> [Aufgaben]
• 1. Beantworte anhand des Textes über Hans Maier und Joseph Ratzinger diese Fragen:
(a) In welchem Jahr lernte Maier Ratzinger als Kollegen kennen?
(b) In welchem Jahr kam es zum Bruch zwischen den beiden?
(c) Welche Vorschrift stellten Bundesverfassungsgericht und Bundestag in Deutschland der Fristenlösung voran?
• 2. Führe den Text über Hans Maier und Joseph Ratzinger dort fort, wo er endet.

> [Text]
_ _ _ _

Hans Maier: Joseph Ratzinger hatte keine Führungsqualitäten
Joseph Ratzinger mangelte es nach dem Urteil von Hans Maier an Führungsqualitäten. "Ich hatte ihn 1963 noch als Kollegen kennengelernt und für seine Predigten, seine rednerische Begabung und für die Art seiner Veröffentlichungen bewundert - bis heute gilt das noch", sagte der ehemalige Präsident des Zentralkomitees der deutschen Katholiken (ZdK) und bayerische Kultusminister in einem Interview der "Zeit"-Beilage "Christ & Welt" (Donnerstag) über den emeritierten Papst Benedikt XVI. Aber der Funktion des Regenten, ob als Bischof, Kardinal oder Papst, sei Ratzinger "nicht gewachsen" gewesen, so der 88-Jährige weiter. "Ihm fehlte der Wille und die Kraft, sich durchzusetzen. Deshalb trat er dann auch zurück."
Zum Bruch zwischen ihm und Ratzinger sei es 1997 über den Streit zum Ausstieg der Kirche in Deutschland aus der Schwangerschaftskonfliktberatung gekommen, so Maier. Er habe sich an einer von ihm als inkonsequent empfundenen Haltung des damaligen Präfekten der Glaubenskongregation gestört. Die katholische Kirche habe stets mit Nachdruck den Schwangerschaftsabbruch abgelehnt. Aber in fast allen Ländern der Welt habe es damals schon die Fristenlösung gegeben, wonach Kinder in den ersten drei Monaten nach Beginn der Schwangerschaft abgetrieben werden könnten. Nur in Deutschland hätten Bundesverfassungsgericht und Bundestag dieser Fristenlösung eine Hürde vorangestellt, die Vorschrift einer pflichtmäßigen Schwangerschaftskonfliktberatung.
"Das ist die Antwort des Pontius Pilatus"
"Ich hatte also Kardinal Ratzinger die Frage gestellt, warum sich die ganze Kritik Roms ausgerechnet gegen Deutschland richtet, das der Fristenlösung doch als einziges Land noch einen Riegel vorgeschoben hatte? Es kann doch nicht sein, warf ich ihm vor, dass er sich bei der bedingungslosen Fristenlösung in katholischen Kernländern still verhält und hier den Versuch, Leben zu erhalten, torpediert." Ratzinger habe ihm darauf geantwortet: "In diese Länder sind wir nicht involviert" - weil es dort keine kirchlichen Beratungsstellen gegeben habe.

_ _ _ _

> [Verfügbare Daten]
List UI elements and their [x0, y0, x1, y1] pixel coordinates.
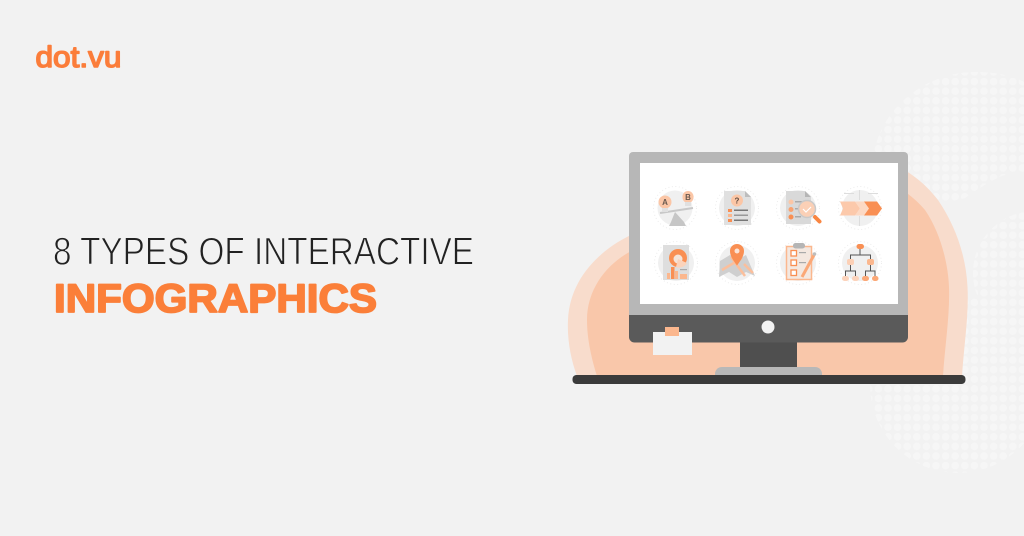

_ _ _ _

> [Lösungen je Aufgabe]
• 1.
(a) 1963
(b) 1997
(c) Die Vorschrift einer pflichtmäßigen Schwangerschaftskonfliktberatung

• 2.
"Darüber war ich sehr empört und sagte zu ihm: 'Das ist die Antwort des Pontius Pilatus.'" Dieser Satz habe Ratzinger getroffen, "er war darüber sehr aufgebracht", fasste Maier zusammen. "Seither ist unser Verhältnis gestört, seit zwei Jahren verkehren wir aber wenigstens wieder schriftlich miteinander." Der Ausstieg der Kirche aus der Schwangerenkonfliktberatung veranlasste Maier und andere prominente Katholiken 1999 zur Gründung des Vereins Donum Vitae (Geschenk des Lebens).
Weiter kritisierte Maier die Kommunikation in der katholischen Kirche und sieht vor allem Defizite in der Kommunikation zwischen Vatikan und den Ortskirchen. Konkret beklagte er, dass die Führung der Kirche in Rom oft nur ein einseitiges Bild von der Lage vor Ort erhalte. "Nur die, die etwas kritisieren wollen an der Kirchenpraxis in ihrem Land, schreiben Klagebriefe an den Vatikan." Maier: "Das geschieht oft hinterrücks, ohne dass die Betreffenden, über die Beschwerde geführt wird, irgendetwas davon erfahren." Unter dem Strich bündelten sich im Vatikan "immer nur die Stimmen der innerkirchlichen Opposition gegen die Reformer - das verzerrt die Perspektiven: eine Minderheitenmeinung bekommt dadurch ein viel zu großes Gewicht".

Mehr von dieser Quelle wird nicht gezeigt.